• _WHAT YOU ARE ASKED TO DO_:
Locate each line holding the string "经费预算" and copy it.

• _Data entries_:
────

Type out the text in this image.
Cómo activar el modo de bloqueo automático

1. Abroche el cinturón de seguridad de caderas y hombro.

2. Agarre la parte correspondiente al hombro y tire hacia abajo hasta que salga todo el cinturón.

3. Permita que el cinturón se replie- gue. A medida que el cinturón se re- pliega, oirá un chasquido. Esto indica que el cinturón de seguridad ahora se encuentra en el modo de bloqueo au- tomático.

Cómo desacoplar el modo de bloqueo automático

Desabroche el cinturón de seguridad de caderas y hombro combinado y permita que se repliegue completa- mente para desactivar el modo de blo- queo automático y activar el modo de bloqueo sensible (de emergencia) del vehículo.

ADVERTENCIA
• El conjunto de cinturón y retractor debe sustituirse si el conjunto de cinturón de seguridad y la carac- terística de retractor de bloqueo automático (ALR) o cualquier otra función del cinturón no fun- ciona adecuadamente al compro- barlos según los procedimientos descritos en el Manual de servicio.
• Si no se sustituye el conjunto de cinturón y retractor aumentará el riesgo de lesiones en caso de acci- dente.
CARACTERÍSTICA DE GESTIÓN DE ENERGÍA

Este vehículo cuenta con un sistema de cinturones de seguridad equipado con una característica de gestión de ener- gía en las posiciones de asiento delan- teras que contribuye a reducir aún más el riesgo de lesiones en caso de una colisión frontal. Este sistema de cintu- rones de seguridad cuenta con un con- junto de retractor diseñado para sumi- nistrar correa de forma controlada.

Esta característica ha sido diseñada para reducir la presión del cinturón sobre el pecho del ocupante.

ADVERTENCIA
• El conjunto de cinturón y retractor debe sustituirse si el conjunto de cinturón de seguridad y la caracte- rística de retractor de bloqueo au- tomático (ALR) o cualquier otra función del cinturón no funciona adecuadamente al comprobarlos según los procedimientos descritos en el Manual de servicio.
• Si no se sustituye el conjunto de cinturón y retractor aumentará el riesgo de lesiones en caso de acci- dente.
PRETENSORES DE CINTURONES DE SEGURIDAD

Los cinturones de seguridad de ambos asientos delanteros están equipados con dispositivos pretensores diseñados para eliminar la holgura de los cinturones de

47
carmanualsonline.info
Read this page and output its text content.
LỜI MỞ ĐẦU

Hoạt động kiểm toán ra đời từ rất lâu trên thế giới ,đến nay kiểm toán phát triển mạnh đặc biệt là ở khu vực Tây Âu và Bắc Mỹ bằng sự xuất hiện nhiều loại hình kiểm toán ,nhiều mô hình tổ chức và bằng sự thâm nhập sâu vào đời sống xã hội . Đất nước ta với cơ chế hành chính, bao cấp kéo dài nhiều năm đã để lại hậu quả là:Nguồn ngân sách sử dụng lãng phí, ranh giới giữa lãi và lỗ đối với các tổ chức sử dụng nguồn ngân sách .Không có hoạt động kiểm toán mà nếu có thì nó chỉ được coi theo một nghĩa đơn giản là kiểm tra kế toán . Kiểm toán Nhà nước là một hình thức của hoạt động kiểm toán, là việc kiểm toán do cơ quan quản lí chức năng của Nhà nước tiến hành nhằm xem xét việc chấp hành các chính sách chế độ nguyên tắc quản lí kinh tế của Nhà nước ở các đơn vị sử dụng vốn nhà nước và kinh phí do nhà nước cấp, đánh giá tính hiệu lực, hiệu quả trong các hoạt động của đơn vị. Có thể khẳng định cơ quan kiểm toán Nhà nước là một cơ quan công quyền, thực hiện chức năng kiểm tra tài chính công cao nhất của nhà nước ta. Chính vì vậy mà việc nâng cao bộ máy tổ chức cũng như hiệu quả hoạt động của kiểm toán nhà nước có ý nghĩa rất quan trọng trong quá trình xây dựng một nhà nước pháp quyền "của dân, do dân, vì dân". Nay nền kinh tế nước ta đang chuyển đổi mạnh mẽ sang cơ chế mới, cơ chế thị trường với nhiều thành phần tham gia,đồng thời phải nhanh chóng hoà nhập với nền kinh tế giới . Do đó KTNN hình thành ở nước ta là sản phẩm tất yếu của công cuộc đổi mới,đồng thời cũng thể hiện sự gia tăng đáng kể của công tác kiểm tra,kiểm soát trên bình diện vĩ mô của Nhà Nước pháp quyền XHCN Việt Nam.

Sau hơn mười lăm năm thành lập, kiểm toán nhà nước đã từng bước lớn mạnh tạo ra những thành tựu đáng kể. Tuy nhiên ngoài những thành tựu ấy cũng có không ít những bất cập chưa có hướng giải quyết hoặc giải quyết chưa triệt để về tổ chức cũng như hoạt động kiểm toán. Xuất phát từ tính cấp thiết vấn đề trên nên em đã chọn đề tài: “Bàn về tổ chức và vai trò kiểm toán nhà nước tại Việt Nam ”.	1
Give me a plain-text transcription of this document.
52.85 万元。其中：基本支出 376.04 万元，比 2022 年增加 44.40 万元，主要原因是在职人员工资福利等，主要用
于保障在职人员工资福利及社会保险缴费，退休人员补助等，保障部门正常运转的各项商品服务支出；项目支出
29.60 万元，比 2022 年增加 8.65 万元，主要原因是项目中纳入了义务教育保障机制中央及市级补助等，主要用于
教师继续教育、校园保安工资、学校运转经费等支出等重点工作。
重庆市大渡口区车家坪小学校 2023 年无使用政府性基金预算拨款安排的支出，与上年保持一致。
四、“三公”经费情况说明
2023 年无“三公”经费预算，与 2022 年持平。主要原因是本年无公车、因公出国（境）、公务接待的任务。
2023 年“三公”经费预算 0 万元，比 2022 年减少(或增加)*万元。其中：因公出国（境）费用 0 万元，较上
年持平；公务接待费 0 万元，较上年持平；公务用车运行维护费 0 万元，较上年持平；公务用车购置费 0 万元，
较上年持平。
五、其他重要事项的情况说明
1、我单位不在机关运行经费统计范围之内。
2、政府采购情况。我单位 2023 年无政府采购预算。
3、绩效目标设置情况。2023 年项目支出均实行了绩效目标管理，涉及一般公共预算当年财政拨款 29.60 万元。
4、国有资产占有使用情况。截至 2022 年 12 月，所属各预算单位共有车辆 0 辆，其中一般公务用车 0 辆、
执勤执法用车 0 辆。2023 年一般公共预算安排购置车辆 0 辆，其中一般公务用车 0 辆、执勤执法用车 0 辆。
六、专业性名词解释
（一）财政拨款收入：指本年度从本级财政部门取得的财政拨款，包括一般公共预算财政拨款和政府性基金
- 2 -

────

• _EXERCISE RESPONSE_:
2023 年无“三公”经费预算，与 2022 年持平。主要原因是本年无公车、因公出国（境）、公务接待的任务。
2023 年“三公”经费预算 0 万元，比 2022 年减少(或增加)*万元。其中：因公出国（境）费用 0 万元，较上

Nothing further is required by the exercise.